** start SUPPLIED DATA **
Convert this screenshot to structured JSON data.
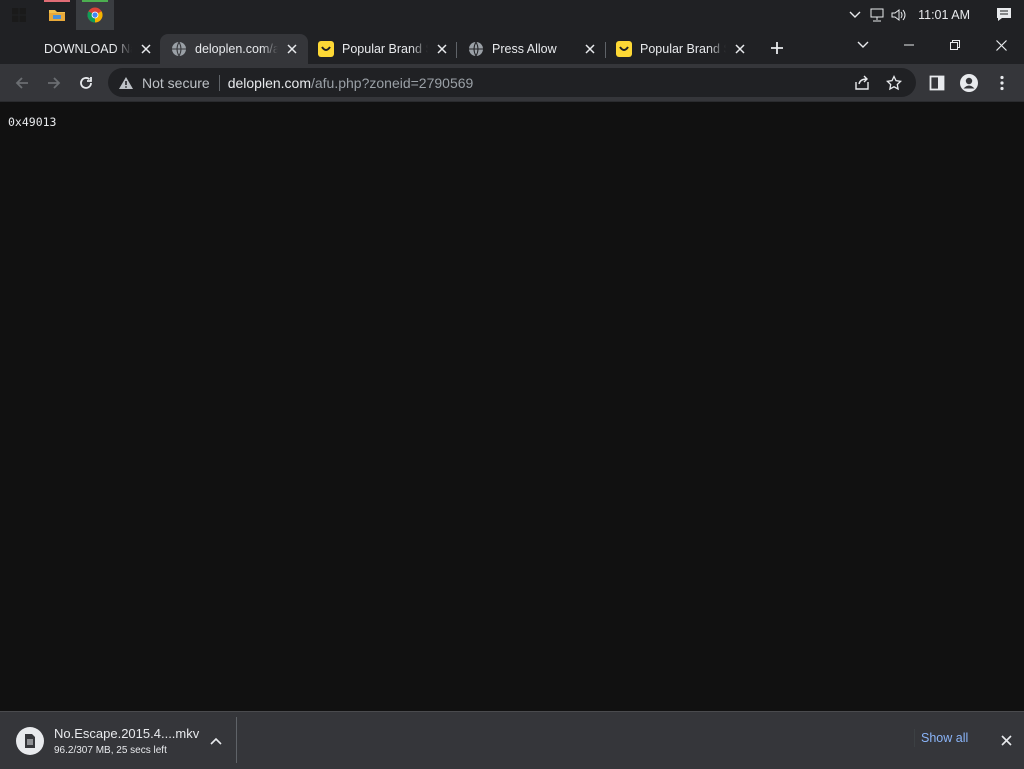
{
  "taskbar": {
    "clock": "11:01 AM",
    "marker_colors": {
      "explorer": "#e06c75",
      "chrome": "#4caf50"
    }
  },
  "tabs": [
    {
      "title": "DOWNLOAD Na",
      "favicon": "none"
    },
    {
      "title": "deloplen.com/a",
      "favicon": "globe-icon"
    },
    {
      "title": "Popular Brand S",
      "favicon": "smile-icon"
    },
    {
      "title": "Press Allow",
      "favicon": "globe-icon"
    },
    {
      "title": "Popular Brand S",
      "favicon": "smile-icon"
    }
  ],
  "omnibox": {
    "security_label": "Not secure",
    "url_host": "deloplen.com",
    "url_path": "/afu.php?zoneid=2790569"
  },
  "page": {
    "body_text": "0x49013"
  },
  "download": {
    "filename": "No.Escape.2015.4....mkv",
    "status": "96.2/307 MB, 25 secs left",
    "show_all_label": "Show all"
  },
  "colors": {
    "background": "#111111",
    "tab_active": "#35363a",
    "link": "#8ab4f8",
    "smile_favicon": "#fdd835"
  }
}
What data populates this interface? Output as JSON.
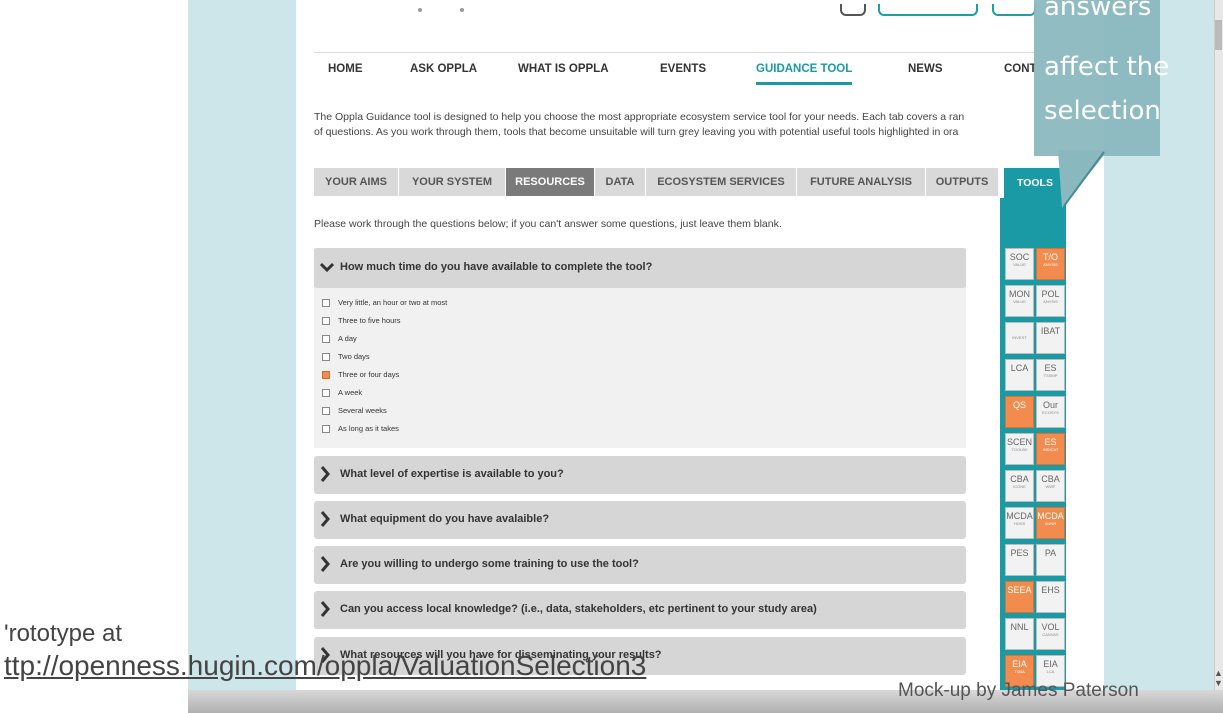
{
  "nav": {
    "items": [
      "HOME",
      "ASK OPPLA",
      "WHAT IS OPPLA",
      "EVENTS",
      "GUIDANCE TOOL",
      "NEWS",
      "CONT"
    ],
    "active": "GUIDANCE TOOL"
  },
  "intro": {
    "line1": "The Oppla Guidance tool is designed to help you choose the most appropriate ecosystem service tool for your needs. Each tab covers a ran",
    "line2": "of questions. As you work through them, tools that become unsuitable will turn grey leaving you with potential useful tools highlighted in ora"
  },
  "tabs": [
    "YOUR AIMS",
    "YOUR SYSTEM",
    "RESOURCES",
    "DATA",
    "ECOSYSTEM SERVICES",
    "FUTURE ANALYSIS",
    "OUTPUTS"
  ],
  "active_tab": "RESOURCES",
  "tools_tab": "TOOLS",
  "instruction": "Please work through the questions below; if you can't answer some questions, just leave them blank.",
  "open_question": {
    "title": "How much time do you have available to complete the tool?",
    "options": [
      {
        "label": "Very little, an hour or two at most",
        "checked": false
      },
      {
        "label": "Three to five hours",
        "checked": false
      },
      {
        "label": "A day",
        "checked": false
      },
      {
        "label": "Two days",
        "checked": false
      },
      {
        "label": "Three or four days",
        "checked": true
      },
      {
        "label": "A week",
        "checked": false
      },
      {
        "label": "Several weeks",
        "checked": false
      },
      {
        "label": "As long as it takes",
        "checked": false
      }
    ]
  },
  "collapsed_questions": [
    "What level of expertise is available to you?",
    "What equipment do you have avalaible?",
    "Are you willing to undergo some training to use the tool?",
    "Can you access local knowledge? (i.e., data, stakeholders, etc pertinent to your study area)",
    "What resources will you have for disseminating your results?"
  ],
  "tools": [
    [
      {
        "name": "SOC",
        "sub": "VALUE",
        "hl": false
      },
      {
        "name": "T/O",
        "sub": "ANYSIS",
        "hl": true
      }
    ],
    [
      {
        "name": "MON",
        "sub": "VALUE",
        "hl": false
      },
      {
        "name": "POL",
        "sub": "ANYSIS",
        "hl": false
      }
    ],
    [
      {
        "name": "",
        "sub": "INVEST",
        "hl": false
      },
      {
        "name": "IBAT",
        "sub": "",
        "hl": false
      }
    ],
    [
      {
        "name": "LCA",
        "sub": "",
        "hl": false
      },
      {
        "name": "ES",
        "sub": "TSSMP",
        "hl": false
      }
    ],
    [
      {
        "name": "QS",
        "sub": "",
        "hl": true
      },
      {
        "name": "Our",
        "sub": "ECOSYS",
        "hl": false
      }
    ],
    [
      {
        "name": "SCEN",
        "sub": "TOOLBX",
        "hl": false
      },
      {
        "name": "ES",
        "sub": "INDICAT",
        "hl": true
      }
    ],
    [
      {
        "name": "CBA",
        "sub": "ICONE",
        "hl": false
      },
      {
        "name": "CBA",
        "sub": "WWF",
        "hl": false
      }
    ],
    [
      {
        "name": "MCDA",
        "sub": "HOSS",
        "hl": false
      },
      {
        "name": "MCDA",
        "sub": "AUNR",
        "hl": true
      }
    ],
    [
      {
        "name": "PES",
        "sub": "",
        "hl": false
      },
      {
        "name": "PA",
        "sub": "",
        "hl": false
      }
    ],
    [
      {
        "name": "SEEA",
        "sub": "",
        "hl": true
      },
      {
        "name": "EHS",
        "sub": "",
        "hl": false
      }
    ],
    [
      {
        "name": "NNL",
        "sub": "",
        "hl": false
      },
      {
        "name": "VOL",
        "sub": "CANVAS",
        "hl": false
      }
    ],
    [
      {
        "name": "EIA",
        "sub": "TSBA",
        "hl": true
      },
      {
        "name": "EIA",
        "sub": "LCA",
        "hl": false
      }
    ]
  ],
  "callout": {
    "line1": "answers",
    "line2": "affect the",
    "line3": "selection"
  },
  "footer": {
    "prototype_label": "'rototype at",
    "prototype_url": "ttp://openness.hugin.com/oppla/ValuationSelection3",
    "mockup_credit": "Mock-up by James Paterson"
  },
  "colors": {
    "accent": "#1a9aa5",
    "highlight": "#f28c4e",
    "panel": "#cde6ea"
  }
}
** end SUPPLIED DATA **
▶ [EXERCISE DIRECTIONS]: Without including any picture, repeat the data exactly.

▶ [SOLUTION BELOW]:
Convert this screenshot to structured JSON data.
{
  "taskbar": {
    "clock": "11:01 AM",
    "marker_colors": {
      "explorer": "#e06c75",
      "chrome": "#4caf50"
    }
  },
  "tabs": [
    {
      "title": "DOWNLOAD Na",
      "favicon": "none"
    },
    {
      "title": "deloplen.com/a",
      "favicon": "globe-icon"
    },
    {
      "title": "Popular Brand S",
      "favicon": "smile-icon"
    },
    {
      "title": "Press Allow",
      "favicon": "globe-icon"
    },
    {
      "title": "Popular Brand S",
      "favicon": "smile-icon"
    }
  ],
  "omnibox": {
    "security_label": "Not secure",
    "url_host": "deloplen.com",
    "url_path": "/afu.php?zoneid=2790569"
  },
  "page": {
    "body_text": "0x49013"
  },
  "download": {
    "filename": "No.Escape.2015.4....mkv",
    "status": "96.2/307 MB, 25 secs left",
    "show_all_label": "Show all"
  },
  "colors": {
    "background": "#111111",
    "tab_active": "#35363a",
    "link": "#8ab4f8",
    "smile_favicon": "#fdd835"
  }
}
What data populates this interface? Output as JSON.
{
  "nav": {
    "items": [
      "HOME",
      "ASK OPPLA",
      "WHAT IS OPPLA",
      "EVENTS",
      "GUIDANCE TOOL",
      "NEWS",
      "CONT"
    ],
    "active": "GUIDANCE TOOL"
  },
  "intro": {
    "line1": "The Oppla Guidance tool is designed to help you choose the most appropriate ecosystem service tool for your needs. Each tab covers a ran",
    "line2": "of questions. As you work through them, tools that become unsuitable will turn grey leaving you with potential useful tools highlighted in ora"
  },
  "tabs": [
    "YOUR AIMS",
    "YOUR SYSTEM",
    "RESOURCES",
    "DATA",
    "ECOSYSTEM SERVICES",
    "FUTURE ANALYSIS",
    "OUTPUTS"
  ],
  "active_tab": "RESOURCES",
  "tools_tab": "TOOLS",
  "instruction": "Please work through the questions below; if you can't answer some questions, just leave them blank.",
  "open_question": {
    "title": "How much time do you have available to complete the tool?",
    "options": [
      {
        "label": "Very little, an hour or two at most",
        "checked": false
      },
      {
        "label": "Three to five hours",
        "checked": false
      },
      {
        "label": "A day",
        "checked": false
      },
      {
        "label": "Two days",
        "checked": false
      },
      {
        "label": "Three or four days",
        "checked": true
      },
      {
        "label": "A week",
        "checked": false
      },
      {
        "label": "Several weeks",
        "checked": false
      },
      {
        "label": "As long as it takes",
        "checked": false
      }
    ]
  },
  "collapsed_questions": [
    "What level of expertise is available to you?",
    "What equipment do you have avalaible?",
    "Are you willing to undergo some training to use the tool?",
    "Can you access local knowledge? (i.e., data, stakeholders, etc pertinent to your study area)",
    "What resources will you have for disseminating your results?"
  ],
  "tools": [
    [
      {
        "name": "SOC",
        "sub": "VALUE",
        "hl": false
      },
      {
        "name": "T/O",
        "sub": "ANYSIS",
        "hl": true
      }
    ],
    [
      {
        "name": "MON",
        "sub": "VALUE",
        "hl": false
      },
      {
        "name": "POL",
        "sub": "ANYSIS",
        "hl": false
      }
    ],
    [
      {
        "name": "",
        "sub": "INVEST",
        "hl": false
      },
      {
        "name": "IBAT",
        "sub": "",
        "hl": false
      }
    ],
    [
      {
        "name": "LCA",
        "sub": "",
        "hl": false
      },
      {
        "name": "ES",
        "sub": "TSSMP",
        "hl": false
      }
    ],
    [
      {
        "name": "QS",
        "sub": "",
        "hl": true
      },
      {
        "name": "Our",
        "sub": "ECOSYS",
        "hl": false
      }
    ],
    [
      {
        "name": "SCEN",
        "sub": "TOOLBX",
        "hl": false
      },
      {
        "name": "ES",
        "sub": "INDICAT",
        "hl": true
      }
    ],
    [
      {
        "name": "CBA",
        "sub": "ICONE",
        "hl": false
      },
      {
        "name": "CBA",
        "sub": "WWF",
        "hl": false
      }
    ],
    [
      {
        "name": "MCDA",
        "sub": "HOSS",
        "hl": false
      },
      {
        "name": "MCDA",
        "sub": "AUNR",
        "hl": true
      }
    ],
    [
      {
        "name": "PES",
        "sub": "",
        "hl": false
      },
      {
        "name": "PA",
        "sub": "",
        "hl": false
      }
    ],
    [
      {
        "name": "SEEA",
        "sub": "",
        "hl": true
      },
      {
        "name": "EHS",
        "sub": "",
        "hl": false
      }
    ],
    [
      {
        "name": "NNL",
        "sub": "",
        "hl": false
      },
      {
        "name": "VOL",
        "sub": "CANVAS",
        "hl": false
      }
    ],
    [
      {
        "name": "EIA",
        "sub": "TSBA",
        "hl": true
      },
      {
        "name": "EIA",
        "sub": "LCA",
        "hl": false
      }
    ]
  ],
  "callout": {
    "line1": "answers",
    "line2": "affect the",
    "line3": "selection"
  },
  "footer": {
    "prototype_label": "'rototype at",
    "prototype_url": "ttp://openness.hugin.com/oppla/ValuationSelection3",
    "mockup_credit": "Mock-up by James Paterson"
  },
  "colors": {
    "accent": "#1a9aa5",
    "highlight": "#f28c4e",
    "panel": "#cde6ea"
  }
}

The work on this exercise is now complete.